**What is being asked:** Search the entries for the word "color" and pull out each line that has it.

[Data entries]
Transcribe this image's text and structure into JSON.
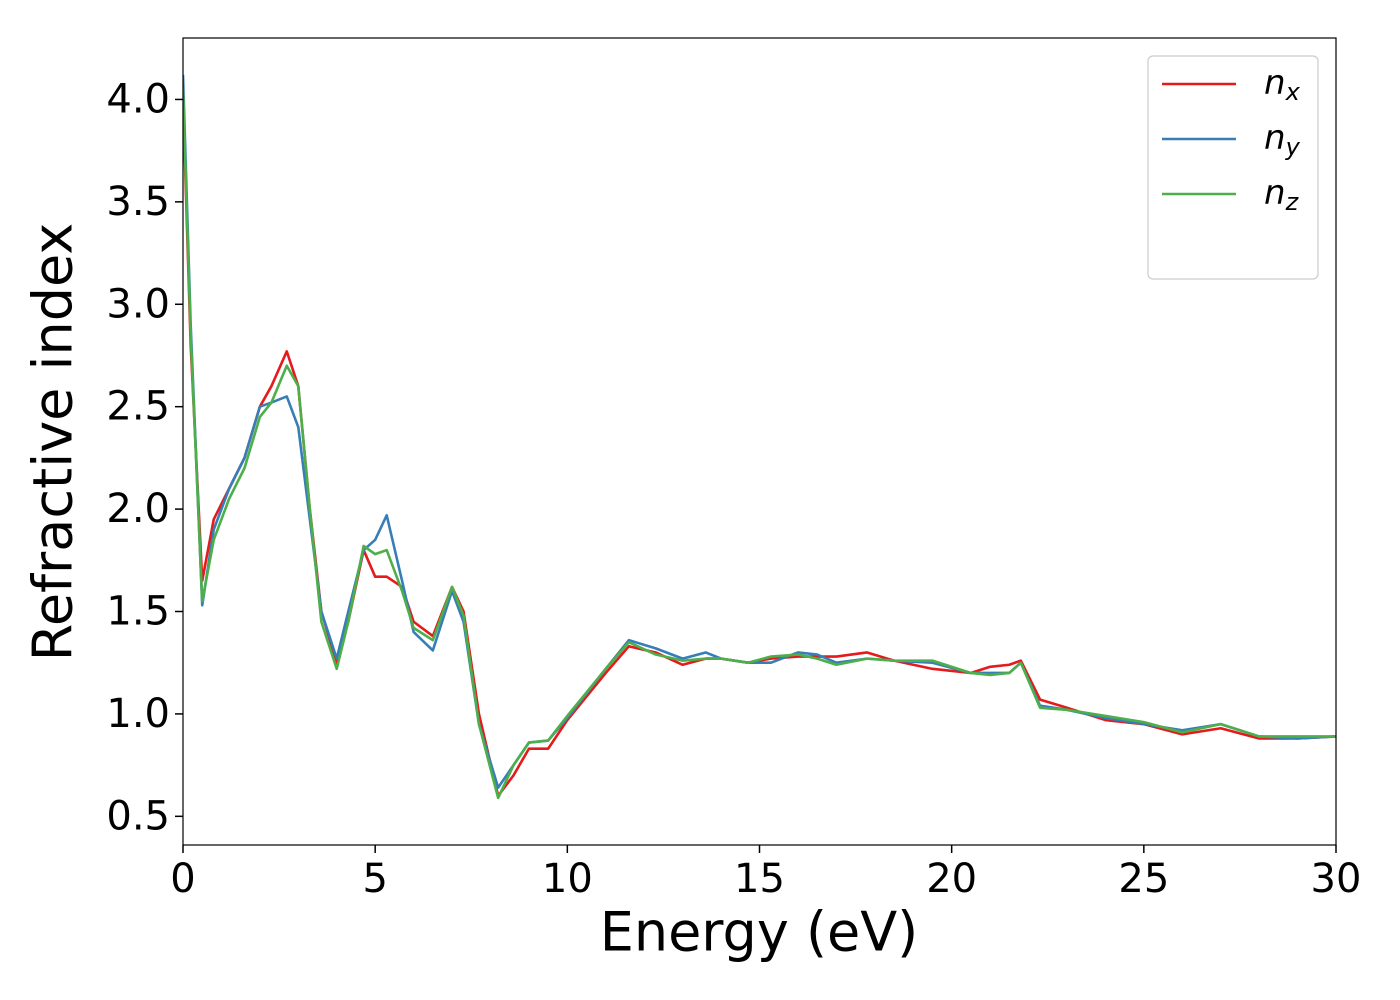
{
  "chart_data": {
    "type": "line",
    "xlabel": "Energy (eV)",
    "ylabel": "Refractive index",
    "x": [
      0,
      0.2,
      0.5,
      0.8,
      1.2,
      1.6,
      2.0,
      2.3,
      2.7,
      3.0,
      3.3,
      3.6,
      4.0,
      4.3,
      4.7,
      5.0,
      5.3,
      5.7,
      6.0,
      6.5,
      7.0,
      7.3,
      7.7,
      8.2,
      8.6,
      9.0,
      9.5,
      10.0,
      11.0,
      11.6,
      12.3,
      13.0,
      13.6,
      14.0,
      14.7,
      15.3,
      16.0,
      16.5,
      17.0,
      17.8,
      18.5,
      19.5,
      20.5,
      21.0,
      21.5,
      21.8,
      22.3,
      23.0,
      24.0,
      25.0,
      26.0,
      27.0,
      28.0,
      29.0,
      30.0
    ],
    "series": [
      {
        "name": "n_x",
        "color": "#e41a1c",
        "values": [
          4.0,
          2.8,
          1.65,
          1.95,
          2.1,
          2.25,
          2.5,
          2.6,
          2.77,
          2.6,
          2.0,
          1.5,
          1.25,
          1.45,
          1.8,
          1.67,
          1.67,
          1.62,
          1.45,
          1.38,
          1.62,
          1.5,
          1.0,
          0.6,
          0.7,
          0.83,
          0.83,
          0.97,
          1.2,
          1.33,
          1.3,
          1.24,
          1.27,
          1.27,
          1.25,
          1.27,
          1.28,
          1.28,
          1.28,
          1.3,
          1.26,
          1.22,
          1.2,
          1.23,
          1.24,
          1.26,
          1.07,
          1.03,
          0.97,
          0.95,
          0.9,
          0.93,
          0.88,
          0.88,
          0.89
        ]
      },
      {
        "name": "n_y",
        "color": "#377eb8",
        "values": [
          4.12,
          2.9,
          1.53,
          1.9,
          2.1,
          2.25,
          2.5,
          2.52,
          2.55,
          2.4,
          1.95,
          1.5,
          1.27,
          1.5,
          1.8,
          1.85,
          1.97,
          1.65,
          1.4,
          1.31,
          1.6,
          1.45,
          0.95,
          0.64,
          0.75,
          0.86,
          0.87,
          0.98,
          1.22,
          1.36,
          1.32,
          1.27,
          1.3,
          1.27,
          1.25,
          1.25,
          1.3,
          1.29,
          1.25,
          1.27,
          1.26,
          1.25,
          1.2,
          1.2,
          1.2,
          1.25,
          1.04,
          1.02,
          0.98,
          0.95,
          0.92,
          0.95,
          0.89,
          0.88,
          0.89
        ]
      },
      {
        "name": "n_z",
        "color": "#4daf4a",
        "values": [
          4.05,
          2.85,
          1.55,
          1.85,
          2.05,
          2.2,
          2.45,
          2.52,
          2.7,
          2.6,
          2.0,
          1.45,
          1.22,
          1.45,
          1.82,
          1.78,
          1.8,
          1.6,
          1.42,
          1.36,
          1.62,
          1.48,
          0.95,
          0.59,
          0.75,
          0.86,
          0.87,
          0.99,
          1.22,
          1.35,
          1.29,
          1.26,
          1.27,
          1.27,
          1.25,
          1.28,
          1.29,
          1.27,
          1.24,
          1.27,
          1.26,
          1.26,
          1.2,
          1.19,
          1.2,
          1.25,
          1.03,
          1.02,
          0.99,
          0.96,
          0.91,
          0.95,
          0.89,
          0.89,
          0.89
        ]
      }
    ],
    "xlim": [
      0,
      30
    ],
    "xticks": [
      0,
      5,
      10,
      15,
      20,
      25,
      30
    ],
    "ylim": [
      0.36,
      4.3
    ],
    "yticks": [
      0.5,
      {
        "value": 1,
        "label": "1.0"
      },
      1.5,
      {
        "value": 2,
        "label": "2.0"
      },
      2.5,
      {
        "value": 3,
        "label": "3.0"
      },
      3.5,
      {
        "value": 4,
        "label": "4.0"
      }
    ],
    "legend": "upper right"
  }
}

**Written solution:**
        "color": "#e41a1c",
        "color": "#377eb8",
        "color": "#4daf4a",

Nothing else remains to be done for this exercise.